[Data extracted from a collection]
● ● ● ● ● ● ●

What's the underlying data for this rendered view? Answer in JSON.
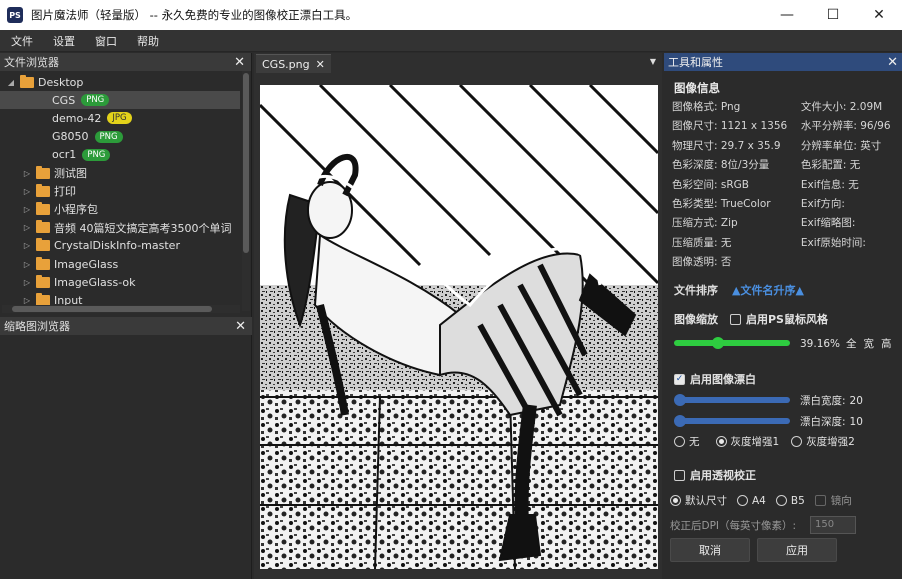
{
  "window": {
    "app_icon_text": "PS",
    "title": "图片魔法师（轻量版） --  永久免费的专业的图像校正漂白工具。",
    "controls": [
      "—",
      "☐",
      "✕"
    ]
  },
  "menu": [
    "文件",
    "设置",
    "窗口",
    "帮助"
  ],
  "file_browser": {
    "title": "文件浏览器",
    "close": "✕",
    "items": [
      {
        "label": "Desktop",
        "level": 0,
        "arrow": "◢",
        "folder": true
      },
      {
        "label": "CGS",
        "level": 1,
        "badge": "PNG",
        "badge_type": "png",
        "selected": true
      },
      {
        "label": "demo-42",
        "level": 1,
        "badge": "JPG",
        "badge_type": "jpg"
      },
      {
        "label": "G8050",
        "level": 1,
        "badge": "PNG",
        "badge_type": "png"
      },
      {
        "label": "ocr1",
        "level": 1,
        "badge": "PNG",
        "badge_type": "png"
      },
      {
        "label": "测试图",
        "level": 1,
        "arrow": "▷",
        "folder": true
      },
      {
        "label": "打印",
        "level": 1,
        "arrow": "▷",
        "folder": true
      },
      {
        "label": "小程序包",
        "level": 1,
        "arrow": "▷",
        "folder": true
      },
      {
        "label": "音频 40篇短文搞定高考3500个单词",
        "level": 1,
        "arrow": "▷",
        "folder": true
      },
      {
        "label": "CrystalDiskInfo-master",
        "level": 1,
        "arrow": "▷",
        "folder": true
      },
      {
        "label": "ImageGlass",
        "level": 1,
        "arrow": "▷",
        "folder": true
      },
      {
        "label": "ImageGlass-ok",
        "level": 1,
        "arrow": "▷",
        "folder": true
      },
      {
        "label": "Input",
        "level": 1,
        "arrow": "▷",
        "folder": true
      }
    ]
  },
  "thumb_browser": {
    "title": "缩略图浏览器",
    "close": "✕"
  },
  "document_tab": {
    "label": "CGS.png",
    "close": "✕",
    "dropdown": "▼"
  },
  "props_panel": {
    "title": "工具和属性",
    "close": "✕",
    "info_title": "图像信息",
    "info_rows": [
      [
        "图像格式: Png",
        "文件大小: 2.09M"
      ],
      [
        "图像尺寸: 1121 x 1356",
        "水平分辨率: 96/96"
      ],
      [
        "物理尺寸: 29.7 x 35.9",
        "分辨率单位: 英寸"
      ],
      [
        "色彩深度: 8位/3分量",
        "色彩配置: 无"
      ],
      [
        "色彩空间: sRGB",
        "Exif信息: 无"
      ],
      [
        "色彩类型: TrueColor",
        "Exif方向:"
      ],
      [
        "压缩方式: Zip",
        "Exif缩略图:"
      ],
      [
        "压缩质量: 无",
        "Exif原始时间:"
      ],
      [
        "图像透明: 否",
        ""
      ]
    ],
    "sort_label": "文件排序",
    "sort_value": "▲文件名升序▲",
    "zoom_label": "图像缩放",
    "ps_wheel_label": "启用PS鼠标风格",
    "zoom_value": "39.16%",
    "zoom_fraction": 0.38,
    "zoom_buttons": [
      "全",
      "宽",
      "高"
    ],
    "bleach_label": "启用图像漂白",
    "bleach_width_label": "漂白宽度:",
    "bleach_width_value": "20",
    "bleach_width_fraction": 0.0,
    "bleach_depth_label": "漂白深度:",
    "bleach_depth_value": "10",
    "bleach_depth_fraction": 0.0,
    "mode_options": [
      "无",
      "灰度增强1",
      "灰度增强2"
    ],
    "mode_selected": 1,
    "perspective_label": "启用透视校正",
    "size_options": [
      "默认尺寸",
      "A4",
      "B5"
    ],
    "size_selected": 0,
    "mirror_label": "镜向",
    "dpi_label": "校正后DPI（每英寸像素）:",
    "dpi_placeholder": "150",
    "cancel_label": "取消",
    "apply_label": "应用"
  },
  "colors": {
    "accent_blue": "#2f4b7c",
    "slider_green": "#2ecc40",
    "slider_blue": "#3b6ab5"
  }
}
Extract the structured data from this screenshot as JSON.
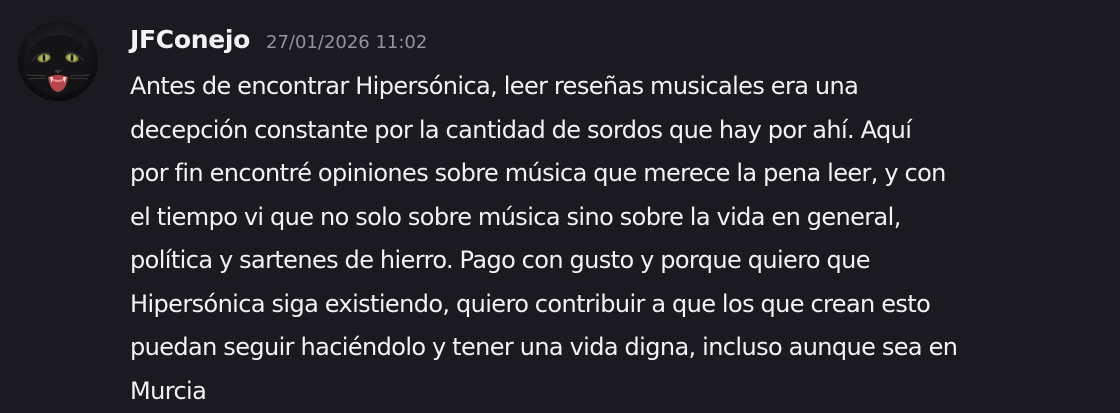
{
  "message": {
    "author": "JFConejo",
    "timestamp": "27/01/2026 11:02",
    "avatar_icon": "black-cat-avatar",
    "lines": [
      "Antes de encontrar Hipersónica, leer reseñas musicales era una",
      "decepción constante por la cantidad de sordos que hay por ahí. Aquí",
      "por fin encontré opiniones sobre música que merece la pena leer, y con",
      "el tiempo vi que no solo sobre música sino sobre la vida en general,",
      "política y sartenes de hierro. Pago con gusto y porque quiero que",
      "Hipersónica siga existiendo, quiero contribuir a que los que crean esto",
      "puedan seguir haciéndolo y tener una vida digna, incluso aunque sea en",
      "Murcia"
    ]
  },
  "colors": {
    "background": "#1b1a21",
    "text": "#f2f3f5",
    "timestamp": "#94959c"
  }
}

● ● ● ● ● ● ●

Set task: Retype the whole listing exactly and leave the pictures out.

Solved problem:
What's the underlying data for this rendered view? Answer in JSON.
{
  "window": {
    "app_icon_text": "PS",
    "title": "图片魔法师（轻量版） --  永久免费的专业的图像校正漂白工具。",
    "controls": [
      "—",
      "☐",
      "✕"
    ]
  },
  "menu": [
    "文件",
    "设置",
    "窗口",
    "帮助"
  ],
  "file_browser": {
    "title": "文件浏览器",
    "close": "✕",
    "items": [
      {
        "label": "Desktop",
        "level": 0,
        "arrow": "◢",
        "folder": true
      },
      {
        "label": "CGS",
        "level": 1,
        "badge": "PNG",
        "badge_type": "png",
        "selected": true
      },
      {
        "label": "demo-42",
        "level": 1,
        "badge": "JPG",
        "badge_type": "jpg"
      },
      {
        "label": "G8050",
        "level": 1,
        "badge": "PNG",
        "badge_type": "png"
      },
      {
        "label": "ocr1",
        "level": 1,
        "badge": "PNG",
        "badge_type": "png"
      },
      {
        "label": "测试图",
        "level": 1,
        "arrow": "▷",
        "folder": true
      },
      {
        "label": "打印",
        "level": 1,
        "arrow": "▷",
        "folder": true
      },
      {
        "label": "小程序包",
        "level": 1,
        "arrow": "▷",
        "folder": true
      },
      {
        "label": "音频 40篇短文搞定高考3500个单词",
        "level": 1,
        "arrow": "▷",
        "folder": true
      },
      {
        "label": "CrystalDiskInfo-master",
        "level": 1,
        "arrow": "▷",
        "folder": true
      },
      {
        "label": "ImageGlass",
        "level": 1,
        "arrow": "▷",
        "folder": true
      },
      {
        "label": "ImageGlass-ok",
        "level": 1,
        "arrow": "▷",
        "folder": true
      },
      {
        "label": "Input",
        "level": 1,
        "arrow": "▷",
        "folder": true
      }
    ]
  },
  "thumb_browser": {
    "title": "缩略图浏览器",
    "close": "✕"
  },
  "document_tab": {
    "label": "CGS.png",
    "close": "✕",
    "dropdown": "▼"
  },
  "props_panel": {
    "title": "工具和属性",
    "close": "✕",
    "info_title": "图像信息",
    "info_rows": [
      [
        "图像格式: Png",
        "文件大小: 2.09M"
      ],
      [
        "图像尺寸: 1121 x 1356",
        "水平分辨率: 96/96"
      ],
      [
        "物理尺寸: 29.7 x 35.9",
        "分辨率单位: 英寸"
      ],
      [
        "色彩深度: 8位/3分量",
        "色彩配置: 无"
      ],
      [
        "色彩空间: sRGB",
        "Exif信息: 无"
      ],
      [
        "色彩类型: TrueColor",
        "Exif方向:"
      ],
      [
        "压缩方式: Zip",
        "Exif缩略图:"
      ],
      [
        "压缩质量: 无",
        "Exif原始时间:"
      ],
      [
        "图像透明: 否",
        ""
      ]
    ],
    "sort_label": "文件排序",
    "sort_value": "▲文件名升序▲",
    "zoom_label": "图像缩放",
    "ps_wheel_label": "启用PS鼠标风格",
    "zoom_value": "39.16%",
    "zoom_fraction": 0.38,
    "zoom_buttons": [
      "全",
      "宽",
      "高"
    ],
    "bleach_label": "启用图像漂白",
    "bleach_width_label": "漂白宽度:",
    "bleach_width_value": "20",
    "bleach_width_fraction": 0.0,
    "bleach_depth_label": "漂白深度:",
    "bleach_depth_value": "10",
    "bleach_depth_fraction": 0.0,
    "mode_options": [
      "无",
      "灰度增强1",
      "灰度增强2"
    ],
    "mode_selected": 1,
    "perspective_label": "启用透视校正",
    "size_options": [
      "默认尺寸",
      "A4",
      "B5"
    ],
    "size_selected": 0,
    "mirror_label": "镜向",
    "dpi_label": "校正后DPI（每英寸像素）:",
    "dpi_placeholder": "150",
    "cancel_label": "取消",
    "apply_label": "应用"
  },
  "colors": {
    "accent_blue": "#2f4b7c",
    "slider_green": "#2ecc40",
    "slider_blue": "#3b6ab5"
  }
}
Extract the structured data from this screenshot as JSON.
{
  "message": {
    "author": "JFConejo",
    "timestamp": "27/01/2026 11:02",
    "avatar_icon": "black-cat-avatar",
    "lines": [
      "Antes de encontrar Hipersónica, leer reseñas musicales era una",
      "decepción constante por la cantidad de sordos que hay por ahí. Aquí",
      "por fin encontré opiniones sobre música que merece la pena leer, y con",
      "el tiempo vi que no solo sobre música sino sobre la vida en general,",
      "política y sartenes de hierro. Pago con gusto y porque quiero que",
      "Hipersónica siga existiendo, quiero contribuir a que los que crean esto",
      "puedan seguir haciéndolo y tener una vida digna, incluso aunque sea en",
      "Murcia"
    ]
  },
  "colors": {
    "background": "#1b1a21",
    "text": "#f2f3f5",
    "timestamp": "#94959c"
  }
}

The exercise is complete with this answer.